===== Brano

Dall’alba fino alla sera di mercoledì il pubblico ministero Paolo Storari ha lavorato con i carabinieri del Nucleo ispettorato del lavoro: ha notificato 13 ordini di consegna documenti ad altrettante case di moda. Tutte spuntate nei fascicoli sugli opifici cinesi clandestini nel ruolo di committenti, che affidano la produzione ad appaltatori e subappaltatori, che operano violando le leggi sul lavoro e la sicurezza.

Da anni denuncio – anche su queste pagine – l’esistenza di una vera e propria alleanza criminale tra grandi marchi del lusso e il sistema del caporalato che infetta le filiere del Made in Italy.

Oggi, grazie al lavoro della Procura di Milano, abbiamo l’ennesima conferma: tredici nuovi brand, da Versace a Gucci, da Prada a Dolce&Gabbana, sono stati raggiunti da ordini di esibizione documentale per il loro coinvolgimento, diretto o indiretto, in una catena produttiva fondata sullo sfruttamento.

==========

● Esercizi
(A) Rispondi alle domande sul brano sulle case di moda, segnando le risposte con le stesse sigle.
(i) Con chi ha lavorato il pubblico ministero Paolo Storari?
(ii) Quanti ordini di consegna documenti ha notificato?
(iii) Il lavoro di quale procura ha fornito l'ennesima conferma?
(B) Trascrivi senza modifiche il passo del brano sulle case di moda che comincia con "Da anni denuncio" e termina con "Made in Italy.".

===== Dati forniti

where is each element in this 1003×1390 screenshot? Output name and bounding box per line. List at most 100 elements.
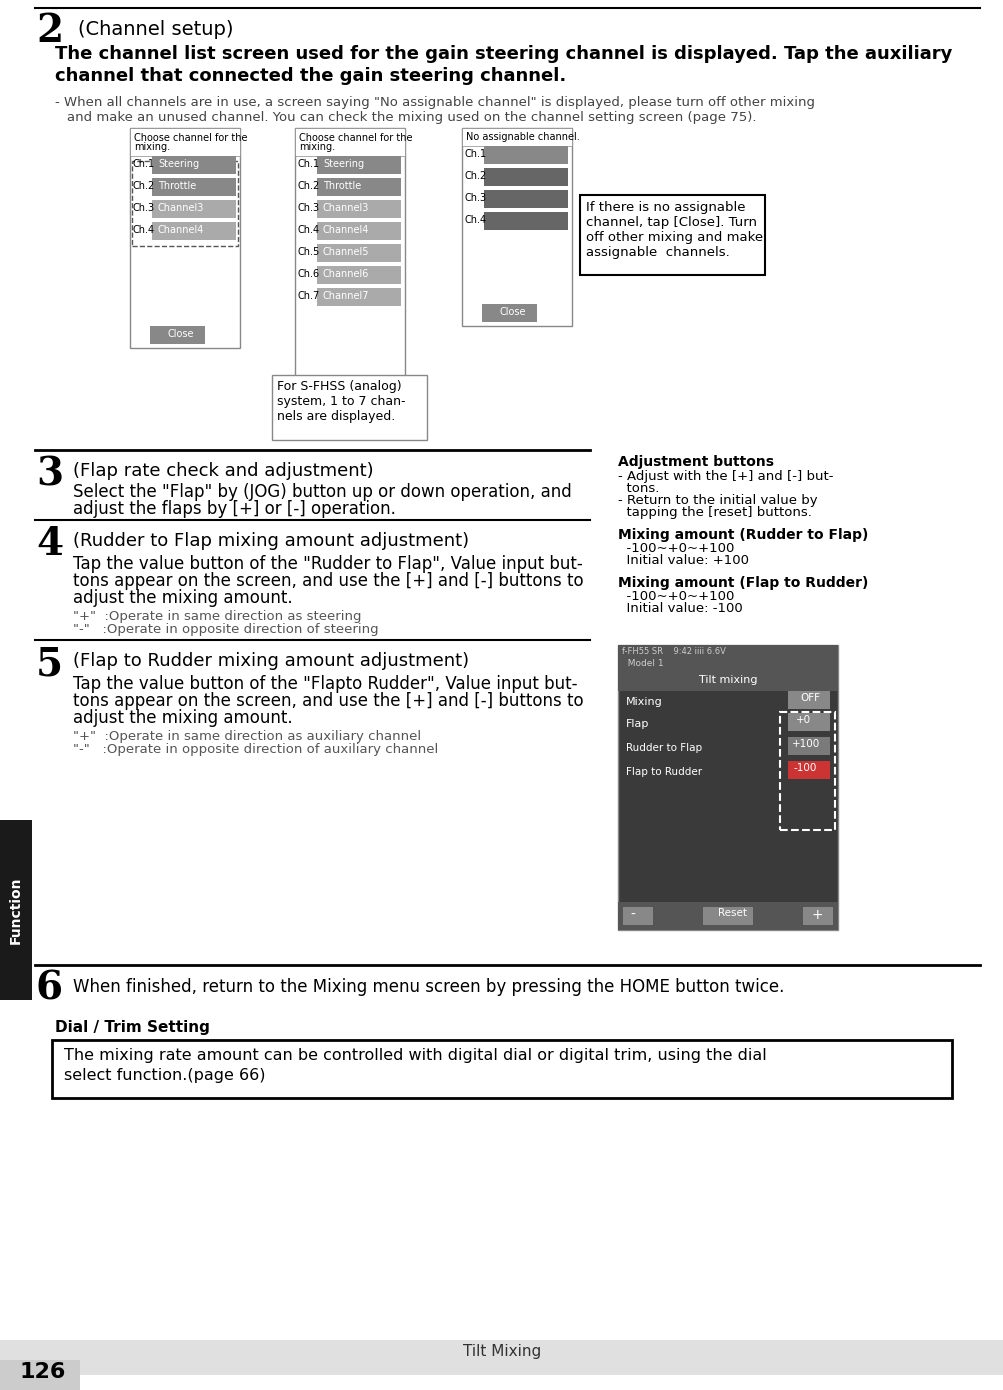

==========

● Soluzioni
(A)
(i) Con i carabinieri del Nucleo ispettorato del lavoro.
(ii) 13.
(iii) La Procura di Milano.

(B)
Da anni denuncio – anche su queste pagine – l’esistenza di una vera e propria alleanza criminale tra grandi marchi del lusso e il sistema del caporalato che infetta le filiere del Made in Italy.